[Extracted records]
-----
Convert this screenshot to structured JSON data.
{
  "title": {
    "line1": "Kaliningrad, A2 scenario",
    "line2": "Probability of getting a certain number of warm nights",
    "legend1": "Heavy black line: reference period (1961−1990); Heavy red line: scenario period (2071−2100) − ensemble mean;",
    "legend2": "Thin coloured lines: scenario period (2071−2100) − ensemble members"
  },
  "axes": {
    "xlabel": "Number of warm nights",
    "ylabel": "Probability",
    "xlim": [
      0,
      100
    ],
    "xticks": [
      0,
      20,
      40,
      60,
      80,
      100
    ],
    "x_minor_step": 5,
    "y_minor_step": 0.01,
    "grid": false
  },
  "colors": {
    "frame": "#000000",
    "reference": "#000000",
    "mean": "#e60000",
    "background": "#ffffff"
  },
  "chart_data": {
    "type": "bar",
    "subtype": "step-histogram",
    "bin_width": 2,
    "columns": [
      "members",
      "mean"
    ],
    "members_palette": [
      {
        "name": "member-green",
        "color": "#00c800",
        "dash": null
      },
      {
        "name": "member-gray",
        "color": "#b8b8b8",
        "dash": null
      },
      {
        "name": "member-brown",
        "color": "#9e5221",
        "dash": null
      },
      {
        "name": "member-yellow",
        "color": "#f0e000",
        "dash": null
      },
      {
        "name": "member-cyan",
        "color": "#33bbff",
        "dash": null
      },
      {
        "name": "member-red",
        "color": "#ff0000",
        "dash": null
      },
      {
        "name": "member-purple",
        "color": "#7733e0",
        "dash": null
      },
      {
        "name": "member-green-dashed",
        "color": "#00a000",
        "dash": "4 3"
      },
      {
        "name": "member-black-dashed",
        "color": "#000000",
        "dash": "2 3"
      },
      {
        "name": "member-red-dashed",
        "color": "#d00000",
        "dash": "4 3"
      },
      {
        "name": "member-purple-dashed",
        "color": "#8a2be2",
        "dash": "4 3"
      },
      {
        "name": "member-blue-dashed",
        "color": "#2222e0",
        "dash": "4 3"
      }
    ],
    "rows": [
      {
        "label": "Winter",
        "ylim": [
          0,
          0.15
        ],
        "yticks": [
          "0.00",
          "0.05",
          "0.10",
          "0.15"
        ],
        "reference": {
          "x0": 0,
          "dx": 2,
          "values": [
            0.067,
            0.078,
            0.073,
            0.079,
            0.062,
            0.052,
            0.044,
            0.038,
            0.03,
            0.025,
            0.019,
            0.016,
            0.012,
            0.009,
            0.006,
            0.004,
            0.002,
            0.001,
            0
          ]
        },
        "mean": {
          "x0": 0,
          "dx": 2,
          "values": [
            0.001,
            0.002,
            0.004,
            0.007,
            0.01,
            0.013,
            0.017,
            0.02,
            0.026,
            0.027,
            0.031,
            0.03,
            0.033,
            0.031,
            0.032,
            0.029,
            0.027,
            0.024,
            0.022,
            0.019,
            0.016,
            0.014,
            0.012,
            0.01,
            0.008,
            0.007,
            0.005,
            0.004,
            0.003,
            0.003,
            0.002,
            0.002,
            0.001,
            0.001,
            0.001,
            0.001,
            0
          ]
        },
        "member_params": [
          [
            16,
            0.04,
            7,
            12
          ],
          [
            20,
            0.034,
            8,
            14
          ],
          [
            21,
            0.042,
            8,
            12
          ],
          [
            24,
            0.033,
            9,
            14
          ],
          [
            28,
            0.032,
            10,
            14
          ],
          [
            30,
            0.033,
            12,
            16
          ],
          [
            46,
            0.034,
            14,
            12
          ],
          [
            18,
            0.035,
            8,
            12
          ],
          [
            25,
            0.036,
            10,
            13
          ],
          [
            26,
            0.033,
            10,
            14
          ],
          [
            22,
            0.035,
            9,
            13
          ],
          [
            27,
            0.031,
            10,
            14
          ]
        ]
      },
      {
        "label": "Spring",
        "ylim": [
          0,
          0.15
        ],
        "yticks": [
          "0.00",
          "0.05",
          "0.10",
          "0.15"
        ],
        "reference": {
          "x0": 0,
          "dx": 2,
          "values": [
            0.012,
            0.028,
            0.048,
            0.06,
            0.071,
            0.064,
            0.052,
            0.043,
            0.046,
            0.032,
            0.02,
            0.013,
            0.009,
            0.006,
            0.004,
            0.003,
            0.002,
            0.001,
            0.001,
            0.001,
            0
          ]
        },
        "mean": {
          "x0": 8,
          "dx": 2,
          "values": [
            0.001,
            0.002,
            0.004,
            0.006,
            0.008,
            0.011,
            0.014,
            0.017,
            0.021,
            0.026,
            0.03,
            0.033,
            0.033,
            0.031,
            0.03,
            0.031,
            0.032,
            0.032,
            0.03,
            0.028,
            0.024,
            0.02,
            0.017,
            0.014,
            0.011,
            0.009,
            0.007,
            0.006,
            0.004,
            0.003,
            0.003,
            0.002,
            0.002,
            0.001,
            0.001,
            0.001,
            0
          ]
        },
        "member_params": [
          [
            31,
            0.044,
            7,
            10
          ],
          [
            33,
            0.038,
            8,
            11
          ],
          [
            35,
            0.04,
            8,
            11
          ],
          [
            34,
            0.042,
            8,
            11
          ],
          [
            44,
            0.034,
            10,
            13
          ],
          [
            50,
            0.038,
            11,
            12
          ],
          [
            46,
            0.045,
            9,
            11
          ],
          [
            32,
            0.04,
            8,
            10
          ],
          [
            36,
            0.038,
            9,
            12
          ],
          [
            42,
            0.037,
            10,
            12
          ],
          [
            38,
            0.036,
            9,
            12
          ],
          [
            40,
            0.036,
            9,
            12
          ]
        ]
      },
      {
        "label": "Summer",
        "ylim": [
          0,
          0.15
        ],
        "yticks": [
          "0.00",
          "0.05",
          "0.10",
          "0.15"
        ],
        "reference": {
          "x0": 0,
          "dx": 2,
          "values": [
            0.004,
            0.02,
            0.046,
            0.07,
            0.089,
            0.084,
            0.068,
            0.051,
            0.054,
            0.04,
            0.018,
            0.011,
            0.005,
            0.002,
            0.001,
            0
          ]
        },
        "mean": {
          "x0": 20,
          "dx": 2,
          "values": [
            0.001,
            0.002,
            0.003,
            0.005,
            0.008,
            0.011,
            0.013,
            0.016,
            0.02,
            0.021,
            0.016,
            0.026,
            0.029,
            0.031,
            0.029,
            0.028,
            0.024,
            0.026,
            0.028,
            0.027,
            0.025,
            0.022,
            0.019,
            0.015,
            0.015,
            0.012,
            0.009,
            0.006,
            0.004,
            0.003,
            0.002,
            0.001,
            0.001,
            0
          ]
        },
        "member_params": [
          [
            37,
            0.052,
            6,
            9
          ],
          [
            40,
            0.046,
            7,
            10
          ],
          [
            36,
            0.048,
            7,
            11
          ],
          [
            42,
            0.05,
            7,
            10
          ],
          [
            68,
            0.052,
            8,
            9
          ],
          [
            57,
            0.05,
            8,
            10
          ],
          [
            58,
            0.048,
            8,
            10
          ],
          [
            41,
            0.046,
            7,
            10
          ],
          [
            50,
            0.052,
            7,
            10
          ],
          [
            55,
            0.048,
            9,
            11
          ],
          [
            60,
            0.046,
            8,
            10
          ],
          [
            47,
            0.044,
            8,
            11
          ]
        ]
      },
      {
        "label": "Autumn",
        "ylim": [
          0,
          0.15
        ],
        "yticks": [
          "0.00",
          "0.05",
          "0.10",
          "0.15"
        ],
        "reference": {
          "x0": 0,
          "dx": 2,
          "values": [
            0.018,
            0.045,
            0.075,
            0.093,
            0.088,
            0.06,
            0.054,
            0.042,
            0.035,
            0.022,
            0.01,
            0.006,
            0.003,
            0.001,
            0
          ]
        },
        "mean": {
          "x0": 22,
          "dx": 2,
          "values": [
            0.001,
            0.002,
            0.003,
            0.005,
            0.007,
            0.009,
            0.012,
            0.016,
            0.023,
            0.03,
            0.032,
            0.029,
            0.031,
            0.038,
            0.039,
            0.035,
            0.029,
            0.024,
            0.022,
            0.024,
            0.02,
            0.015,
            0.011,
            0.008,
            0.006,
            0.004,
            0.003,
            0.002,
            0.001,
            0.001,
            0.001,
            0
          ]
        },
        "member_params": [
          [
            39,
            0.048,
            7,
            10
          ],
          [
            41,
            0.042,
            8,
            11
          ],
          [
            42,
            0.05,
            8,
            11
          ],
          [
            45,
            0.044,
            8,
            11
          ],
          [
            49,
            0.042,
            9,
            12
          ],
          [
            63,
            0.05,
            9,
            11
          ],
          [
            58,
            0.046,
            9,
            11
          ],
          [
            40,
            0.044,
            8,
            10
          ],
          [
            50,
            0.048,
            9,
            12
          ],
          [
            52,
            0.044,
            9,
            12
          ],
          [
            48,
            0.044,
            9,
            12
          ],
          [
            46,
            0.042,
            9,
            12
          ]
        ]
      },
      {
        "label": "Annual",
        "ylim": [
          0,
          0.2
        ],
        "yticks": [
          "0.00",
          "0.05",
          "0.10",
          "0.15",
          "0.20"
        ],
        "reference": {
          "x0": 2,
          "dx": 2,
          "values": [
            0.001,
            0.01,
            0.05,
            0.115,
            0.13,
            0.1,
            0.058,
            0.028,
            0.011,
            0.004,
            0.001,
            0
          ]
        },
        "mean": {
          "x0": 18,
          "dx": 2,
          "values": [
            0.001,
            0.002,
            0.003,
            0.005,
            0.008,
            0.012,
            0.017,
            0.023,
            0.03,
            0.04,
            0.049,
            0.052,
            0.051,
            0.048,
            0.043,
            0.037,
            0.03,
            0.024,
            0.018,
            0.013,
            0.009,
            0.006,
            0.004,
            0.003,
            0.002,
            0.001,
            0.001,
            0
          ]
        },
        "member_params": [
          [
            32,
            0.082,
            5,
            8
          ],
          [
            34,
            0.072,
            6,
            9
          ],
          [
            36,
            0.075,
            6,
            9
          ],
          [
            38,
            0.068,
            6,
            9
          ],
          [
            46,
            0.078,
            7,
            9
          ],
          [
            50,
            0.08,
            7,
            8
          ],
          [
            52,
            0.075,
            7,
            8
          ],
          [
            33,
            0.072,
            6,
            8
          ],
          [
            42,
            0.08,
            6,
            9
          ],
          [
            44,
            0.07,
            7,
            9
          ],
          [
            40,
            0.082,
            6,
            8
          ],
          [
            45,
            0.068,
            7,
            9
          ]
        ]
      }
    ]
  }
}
-----
• _TASK DETAILS_
Across the preceding material, how many lines contain the word "Probability"? State the number alone.

• _ANSWER TO THE EXERCISE_
2